Problem description: In the listing that follows, count each line containing the string "Auto" and report only the count.

Excerpted records:
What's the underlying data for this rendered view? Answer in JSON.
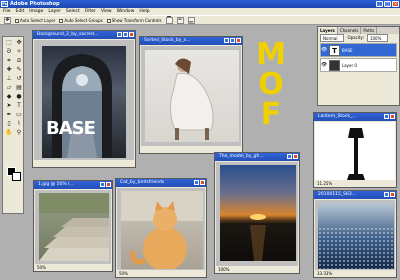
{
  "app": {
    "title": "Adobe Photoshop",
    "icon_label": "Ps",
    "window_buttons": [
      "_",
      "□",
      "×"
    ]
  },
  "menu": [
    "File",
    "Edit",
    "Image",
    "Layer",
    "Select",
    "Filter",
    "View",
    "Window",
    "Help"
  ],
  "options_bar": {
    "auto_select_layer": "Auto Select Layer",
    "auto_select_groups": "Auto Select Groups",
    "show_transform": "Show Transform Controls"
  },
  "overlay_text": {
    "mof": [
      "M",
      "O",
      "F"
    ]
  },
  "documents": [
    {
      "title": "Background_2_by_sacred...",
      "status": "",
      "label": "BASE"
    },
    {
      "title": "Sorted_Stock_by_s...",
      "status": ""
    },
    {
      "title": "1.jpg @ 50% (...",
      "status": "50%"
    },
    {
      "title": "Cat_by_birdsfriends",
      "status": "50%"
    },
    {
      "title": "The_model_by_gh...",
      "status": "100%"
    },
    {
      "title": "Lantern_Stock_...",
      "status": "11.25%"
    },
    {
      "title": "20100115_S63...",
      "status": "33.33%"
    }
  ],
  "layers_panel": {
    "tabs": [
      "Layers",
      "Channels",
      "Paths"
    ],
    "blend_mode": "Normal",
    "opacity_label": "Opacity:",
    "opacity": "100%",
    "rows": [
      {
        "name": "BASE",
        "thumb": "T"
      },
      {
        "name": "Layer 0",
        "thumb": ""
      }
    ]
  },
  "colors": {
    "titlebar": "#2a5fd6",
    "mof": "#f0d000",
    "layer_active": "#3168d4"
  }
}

Solution for this exercise: 2